---- Kutipan Dokumen
Menurut Wukir (2013: 73-76) jenis-jenis pelatihan yang dapat dilakukan dilingkungan pendidikan diantaranya: 1). In-Services Course for Teacher (Program Pelatihan untuk Guru); 2). Staff Seminar; 3). Induction Course (Kursus Pelatihan Induksi); 4). On The Job Training; 5). Off The Job Training; 6). On and Off the Job Training; 7). Vestibule Training; 8). Refresher Course (Kursus Penyegaran); 9). Sensivity Training (Pelatihan Kepekaan); 10). Supplementary Training (Pelatihan Tambahan).
Hubungan kegiatan pelatihan dalam rangka peningkatan kemampuan sumber daya manusia yang dilaksanakan di sekolah disebut dengan penelitian tindakan sekolah. Menurut Bargal (2008) dan Sugiyono (2013: 687) penelitian tindakan adalah cara ilmiah yang sistematis dan bersifat siklus / daur ulang yang berfungsi untuk memperbaiki masalah dalam situasi sosial, dengan cara mengkaji situasi sosial, memahami permasalahan, serta menemukan pengetahuan yang berupa tindakan.
--------
Latihan: Salinlah bagian dari kutipan tentang pelatihan di atas, dimulai dengan "Hubungan kegiatan pelatihan" dan berlanjut hingga "yang berupa tindakan.".
---- Entri Tersimpan
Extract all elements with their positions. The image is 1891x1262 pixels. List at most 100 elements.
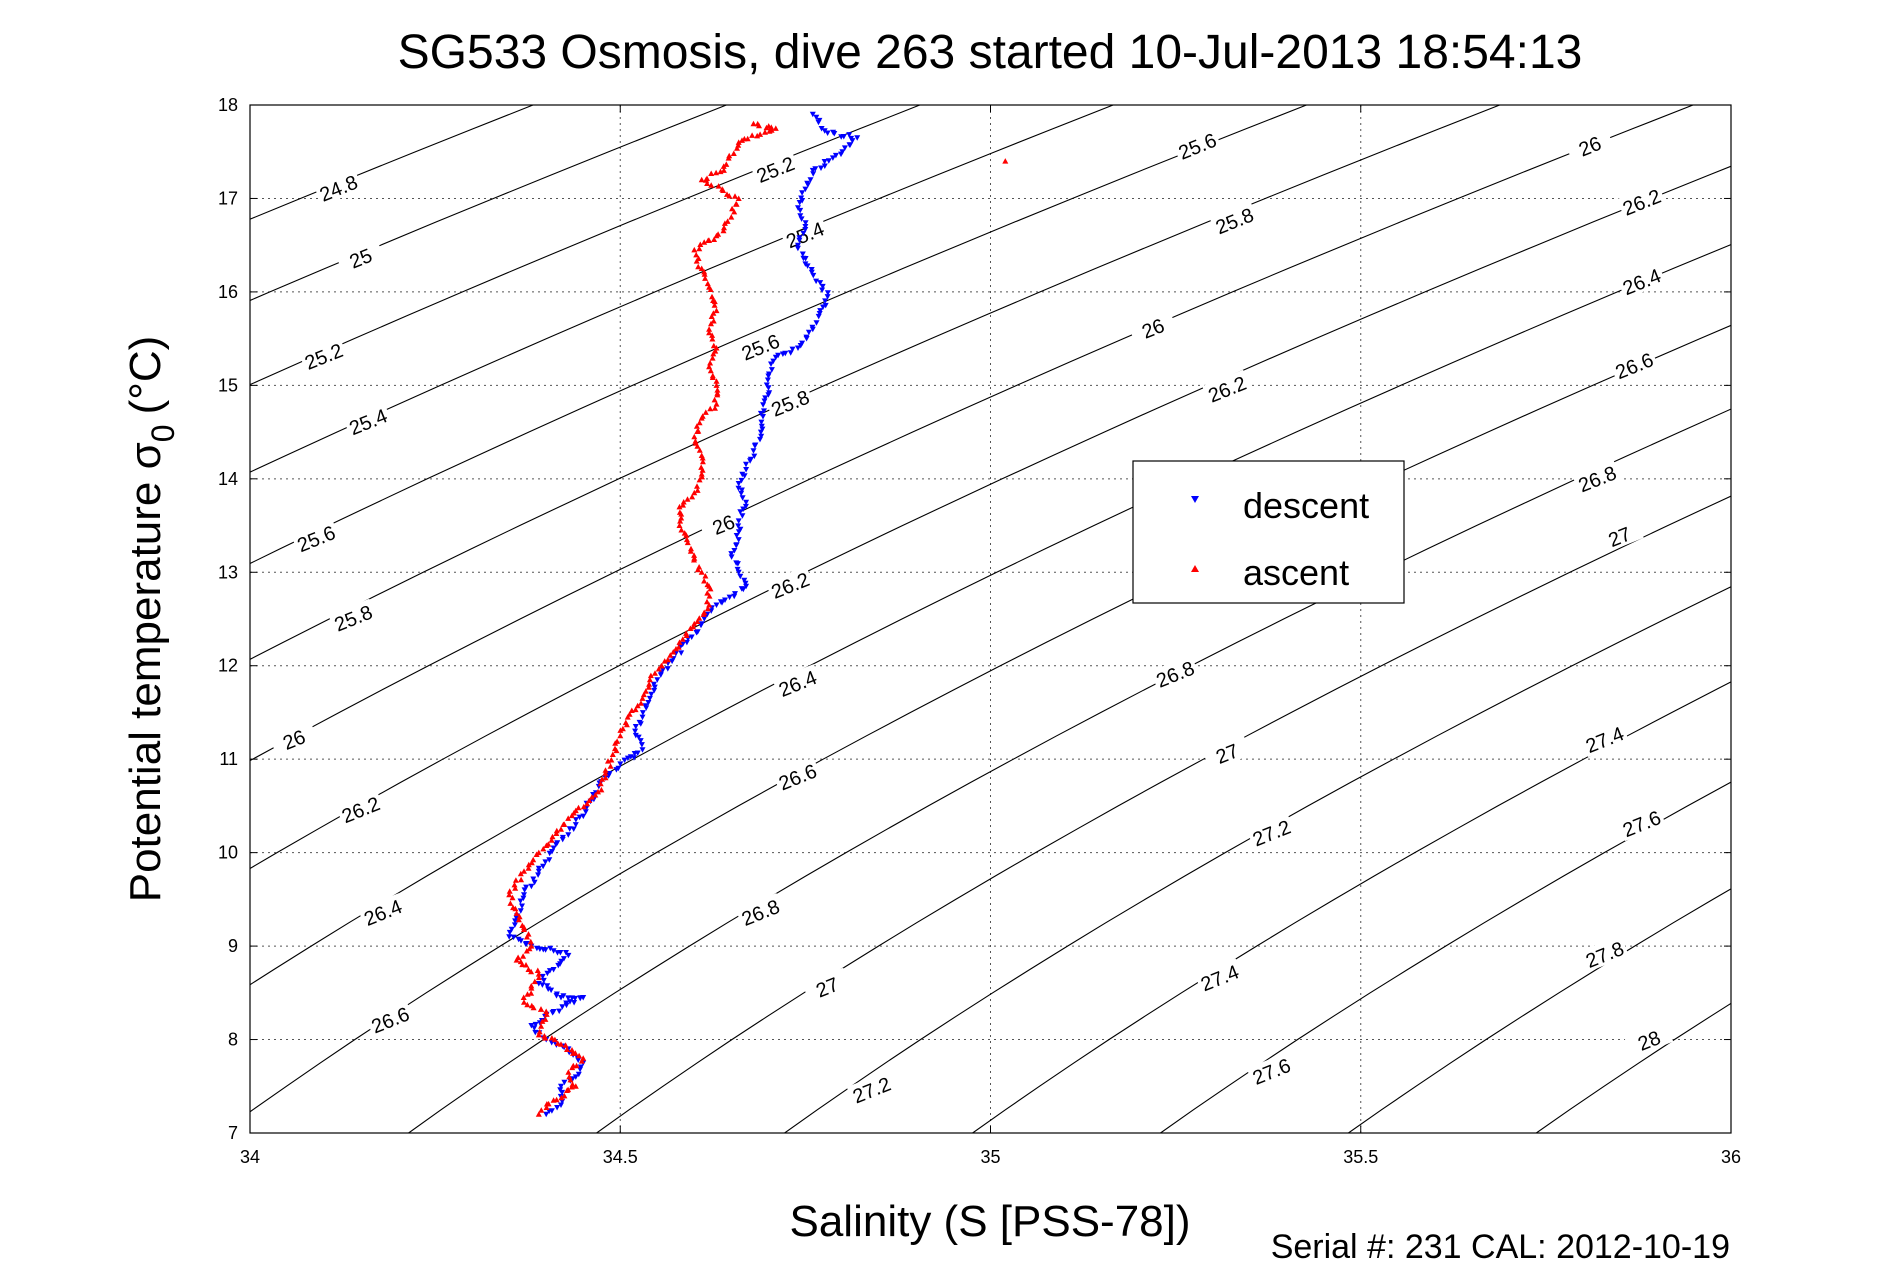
ascent-point [525,865,532,871]
descent-point [560,993,567,999]
ascent-point [676,503,683,510]
descent-point [849,138,856,144]
descent-point [722,597,728,603]
ascent-point [588,794,595,800]
ascent-point [706,326,713,332]
ascent-point [512,905,519,912]
descent-point [821,159,828,165]
density-contour-line [595,495,1731,1133]
descent-point [575,1057,582,1063]
descent-point [728,551,735,557]
y-tick-label: 17 [218,188,238,208]
ascent-point [684,496,691,502]
descent-point [535,872,542,878]
ascent-point [562,1042,569,1048]
descent-point [838,151,844,158]
ascent-point [710,350,717,357]
descent-point [577,995,584,1002]
ascent-point [525,966,532,972]
descent-point [758,433,765,440]
descent-point [758,423,765,430]
ascent-point [698,471,705,477]
contour-label-background [1172,126,1222,164]
descent-point [572,1074,579,1080]
ascent-point [697,241,704,247]
ascent-point [521,999,527,1005]
descent-point [553,993,560,999]
descent-point [523,884,530,891]
ascent-point [664,656,671,663]
descent-point [815,119,822,126]
ascent-point [516,913,523,920]
descent-point [789,346,796,353]
ascent-point [713,307,720,314]
contour-label-background [1594,517,1644,555]
descent-point [540,977,547,984]
density-contour-line [250,105,1115,473]
descent-point [743,583,750,590]
density-contour-line [783,586,1731,1133]
descent-point [559,1004,566,1010]
descent-point [832,152,839,159]
descent-point [637,738,644,744]
ascent-point [707,367,714,374]
descent-point [768,367,775,373]
ascent-point [701,271,708,277]
contour-label-background [335,790,385,828]
ascent-point [708,313,715,319]
descent-point [817,280,824,286]
ascent-point [702,573,709,579]
descent-point [802,256,809,262]
ascent-point [543,842,550,848]
ascent-point [543,1101,550,1107]
contour-label-background [269,720,319,758]
descent-point [518,938,524,944]
descent-point [757,429,764,436]
descent-point [739,495,746,501]
descent-point [570,826,577,832]
ascent-point [683,632,690,638]
contour-label: 27 [802,967,852,1005]
ascent-point [707,585,714,592]
contour-label-background [1246,813,1296,851]
descent-point [795,242,801,249]
ascent-point [707,360,714,366]
ascent-point [602,767,609,773]
ascent-point [612,740,619,746]
descent-point [743,461,749,468]
ascent-point [720,163,727,169]
ascent-point [511,881,518,888]
ascent-point [691,489,698,496]
ascent-point [684,539,691,546]
contour-label-background [1194,958,1244,996]
descent-point [805,329,812,336]
descent-point [688,634,695,640]
ascent-point [525,861,532,868]
ascent-point [632,706,639,713]
ascent-point [706,602,713,608]
descent-point [508,926,515,933]
descent-point [637,721,644,727]
descent-point [627,754,634,760]
contour-label-background [1128,309,1178,346]
descent-point [733,533,740,539]
y-tick-label: 13 [218,562,238,582]
ascent-point [507,900,514,906]
ascent-point [707,405,714,412]
ascent-point [720,187,727,193]
contour-label-background [313,168,363,206]
contour-label-background [328,598,378,636]
descent-point [817,308,824,314]
descent-point [824,130,831,136]
legend: descent ascent [1132,460,1405,604]
ascent-point [567,1076,574,1083]
ascent-point [538,1006,544,1012]
descent-point [797,207,804,214]
ascent-point [707,286,714,292]
descent-point [528,883,535,890]
x-tick-label: 35 [980,1147,1000,1167]
descent-point [809,111,816,118]
ascent-point [691,246,698,253]
ascent-point [569,1064,576,1071]
contour-label-background [1202,369,1252,407]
--------
Jawaban:
Hubungan kegiatan pelatihan dalam rangka peningkatan kemampuan sumber daya manusia yang dilaksanakan di sekolah disebut dengan penelitian tindakan sekolah. Menurut Bargal (2008) dan Sugiyono (2013: 687) penelitian tindakan adalah cara ilmiah yang sistematis dan bersifat siklus / daur ulang yang berfungsi untuk memperbaiki masalah dalam situasi sosial, dengan cara mengkaji situasi sosial, memahami permasalahan, serta menemukan pengetahuan yang berupa tindakan.